== WORK REQUEST ==
In the entries below, how many lines hold the string "corporis"? Give only the number.

== RECORD SET ==
----

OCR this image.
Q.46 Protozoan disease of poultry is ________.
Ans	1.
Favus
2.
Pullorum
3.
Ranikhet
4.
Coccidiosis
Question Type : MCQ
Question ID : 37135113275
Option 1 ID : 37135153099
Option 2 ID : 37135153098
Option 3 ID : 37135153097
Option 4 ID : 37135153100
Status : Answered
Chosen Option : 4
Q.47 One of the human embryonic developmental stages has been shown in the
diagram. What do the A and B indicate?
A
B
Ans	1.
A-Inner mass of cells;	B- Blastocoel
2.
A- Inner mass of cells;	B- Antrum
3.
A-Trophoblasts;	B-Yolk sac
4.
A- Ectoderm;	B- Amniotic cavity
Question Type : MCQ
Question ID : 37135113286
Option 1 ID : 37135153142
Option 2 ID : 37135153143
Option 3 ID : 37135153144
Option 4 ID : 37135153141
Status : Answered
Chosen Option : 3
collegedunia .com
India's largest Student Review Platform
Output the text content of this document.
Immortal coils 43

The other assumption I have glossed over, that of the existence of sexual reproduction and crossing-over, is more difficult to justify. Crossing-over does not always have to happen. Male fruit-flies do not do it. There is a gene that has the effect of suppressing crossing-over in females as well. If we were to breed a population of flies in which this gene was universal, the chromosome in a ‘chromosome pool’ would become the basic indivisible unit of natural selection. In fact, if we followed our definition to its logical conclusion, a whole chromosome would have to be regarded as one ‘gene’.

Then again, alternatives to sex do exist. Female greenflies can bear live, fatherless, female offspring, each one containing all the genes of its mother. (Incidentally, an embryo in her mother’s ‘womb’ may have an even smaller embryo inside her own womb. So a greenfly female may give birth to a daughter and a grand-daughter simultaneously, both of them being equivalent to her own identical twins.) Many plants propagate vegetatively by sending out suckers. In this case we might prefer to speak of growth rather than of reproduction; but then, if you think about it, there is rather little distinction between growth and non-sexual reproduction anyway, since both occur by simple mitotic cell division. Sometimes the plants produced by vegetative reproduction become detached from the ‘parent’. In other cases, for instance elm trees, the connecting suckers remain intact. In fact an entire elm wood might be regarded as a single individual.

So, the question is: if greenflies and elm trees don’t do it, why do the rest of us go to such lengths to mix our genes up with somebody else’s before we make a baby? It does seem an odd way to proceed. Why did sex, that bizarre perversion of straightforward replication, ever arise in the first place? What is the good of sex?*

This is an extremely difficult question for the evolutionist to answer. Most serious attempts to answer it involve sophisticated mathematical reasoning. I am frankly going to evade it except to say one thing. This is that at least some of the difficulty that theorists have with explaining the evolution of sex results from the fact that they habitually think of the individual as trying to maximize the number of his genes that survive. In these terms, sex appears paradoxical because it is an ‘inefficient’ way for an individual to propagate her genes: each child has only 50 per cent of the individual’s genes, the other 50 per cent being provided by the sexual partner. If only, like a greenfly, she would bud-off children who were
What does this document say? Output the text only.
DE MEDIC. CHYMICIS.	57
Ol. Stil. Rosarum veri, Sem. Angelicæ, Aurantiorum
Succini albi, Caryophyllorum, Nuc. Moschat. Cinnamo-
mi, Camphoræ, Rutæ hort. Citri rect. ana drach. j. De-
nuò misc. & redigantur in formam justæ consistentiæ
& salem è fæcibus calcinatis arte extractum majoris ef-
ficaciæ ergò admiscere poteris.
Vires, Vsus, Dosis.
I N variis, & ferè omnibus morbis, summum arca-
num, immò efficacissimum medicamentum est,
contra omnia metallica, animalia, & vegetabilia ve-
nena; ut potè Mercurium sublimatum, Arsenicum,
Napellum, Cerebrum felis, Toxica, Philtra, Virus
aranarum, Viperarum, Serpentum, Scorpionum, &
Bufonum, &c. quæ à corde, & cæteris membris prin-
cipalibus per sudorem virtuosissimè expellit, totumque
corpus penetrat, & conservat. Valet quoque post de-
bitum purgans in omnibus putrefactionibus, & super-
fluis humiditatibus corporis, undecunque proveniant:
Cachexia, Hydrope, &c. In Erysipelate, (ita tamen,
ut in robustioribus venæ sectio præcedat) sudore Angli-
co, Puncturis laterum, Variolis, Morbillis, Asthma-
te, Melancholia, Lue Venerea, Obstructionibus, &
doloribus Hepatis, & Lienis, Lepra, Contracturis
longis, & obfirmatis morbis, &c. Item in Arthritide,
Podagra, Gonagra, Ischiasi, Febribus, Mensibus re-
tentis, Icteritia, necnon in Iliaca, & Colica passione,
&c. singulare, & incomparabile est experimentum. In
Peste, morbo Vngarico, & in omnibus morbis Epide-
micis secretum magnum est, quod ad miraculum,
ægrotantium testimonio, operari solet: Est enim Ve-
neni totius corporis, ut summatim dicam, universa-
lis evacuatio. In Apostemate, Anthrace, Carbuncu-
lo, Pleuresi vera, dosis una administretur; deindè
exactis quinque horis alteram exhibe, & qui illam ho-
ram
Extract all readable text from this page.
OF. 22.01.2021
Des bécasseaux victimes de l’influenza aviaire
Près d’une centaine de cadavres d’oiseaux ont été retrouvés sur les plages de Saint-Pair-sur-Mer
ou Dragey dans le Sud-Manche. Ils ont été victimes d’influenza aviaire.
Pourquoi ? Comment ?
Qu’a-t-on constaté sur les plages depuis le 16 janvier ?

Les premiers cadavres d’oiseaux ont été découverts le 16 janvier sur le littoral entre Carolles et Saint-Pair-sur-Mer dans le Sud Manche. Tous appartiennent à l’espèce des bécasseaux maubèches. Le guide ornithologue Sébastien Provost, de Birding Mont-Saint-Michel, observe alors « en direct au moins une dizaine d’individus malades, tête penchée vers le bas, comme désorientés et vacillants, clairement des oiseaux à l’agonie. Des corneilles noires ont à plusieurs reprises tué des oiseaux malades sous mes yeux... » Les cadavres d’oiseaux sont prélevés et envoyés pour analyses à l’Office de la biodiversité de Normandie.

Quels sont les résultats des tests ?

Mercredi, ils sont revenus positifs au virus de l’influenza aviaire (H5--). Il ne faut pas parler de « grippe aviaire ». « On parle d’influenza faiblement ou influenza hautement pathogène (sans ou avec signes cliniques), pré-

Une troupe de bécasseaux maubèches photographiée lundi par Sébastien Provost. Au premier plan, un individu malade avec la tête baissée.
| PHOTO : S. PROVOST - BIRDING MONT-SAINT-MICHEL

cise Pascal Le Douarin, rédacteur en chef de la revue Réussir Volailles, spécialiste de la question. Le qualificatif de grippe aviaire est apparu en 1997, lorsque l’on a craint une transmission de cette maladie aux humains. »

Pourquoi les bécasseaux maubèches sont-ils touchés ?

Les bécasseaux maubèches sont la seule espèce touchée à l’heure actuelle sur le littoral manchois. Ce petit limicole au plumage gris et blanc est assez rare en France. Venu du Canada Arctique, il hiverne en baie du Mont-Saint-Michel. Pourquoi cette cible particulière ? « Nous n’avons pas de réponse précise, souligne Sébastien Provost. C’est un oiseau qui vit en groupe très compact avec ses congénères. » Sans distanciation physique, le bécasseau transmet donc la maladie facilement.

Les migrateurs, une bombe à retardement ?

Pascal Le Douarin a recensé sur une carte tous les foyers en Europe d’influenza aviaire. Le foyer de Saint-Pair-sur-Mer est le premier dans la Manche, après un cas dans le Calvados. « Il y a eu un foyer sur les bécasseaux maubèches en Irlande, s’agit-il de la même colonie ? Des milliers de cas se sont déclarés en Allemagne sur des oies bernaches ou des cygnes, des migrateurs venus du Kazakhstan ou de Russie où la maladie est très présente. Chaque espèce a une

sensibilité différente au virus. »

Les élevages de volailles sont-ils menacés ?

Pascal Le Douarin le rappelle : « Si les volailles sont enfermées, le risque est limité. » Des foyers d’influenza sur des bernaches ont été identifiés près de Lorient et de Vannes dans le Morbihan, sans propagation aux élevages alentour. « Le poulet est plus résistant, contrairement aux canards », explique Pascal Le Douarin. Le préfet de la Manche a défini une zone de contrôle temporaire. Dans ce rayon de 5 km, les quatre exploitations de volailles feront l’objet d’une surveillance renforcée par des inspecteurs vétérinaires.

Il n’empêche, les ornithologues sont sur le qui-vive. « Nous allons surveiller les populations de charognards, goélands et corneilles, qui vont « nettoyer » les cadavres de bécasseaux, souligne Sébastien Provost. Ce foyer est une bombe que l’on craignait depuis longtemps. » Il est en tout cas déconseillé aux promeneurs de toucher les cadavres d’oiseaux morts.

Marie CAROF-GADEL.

----

== REPLY TO THE EXERCISE ==
2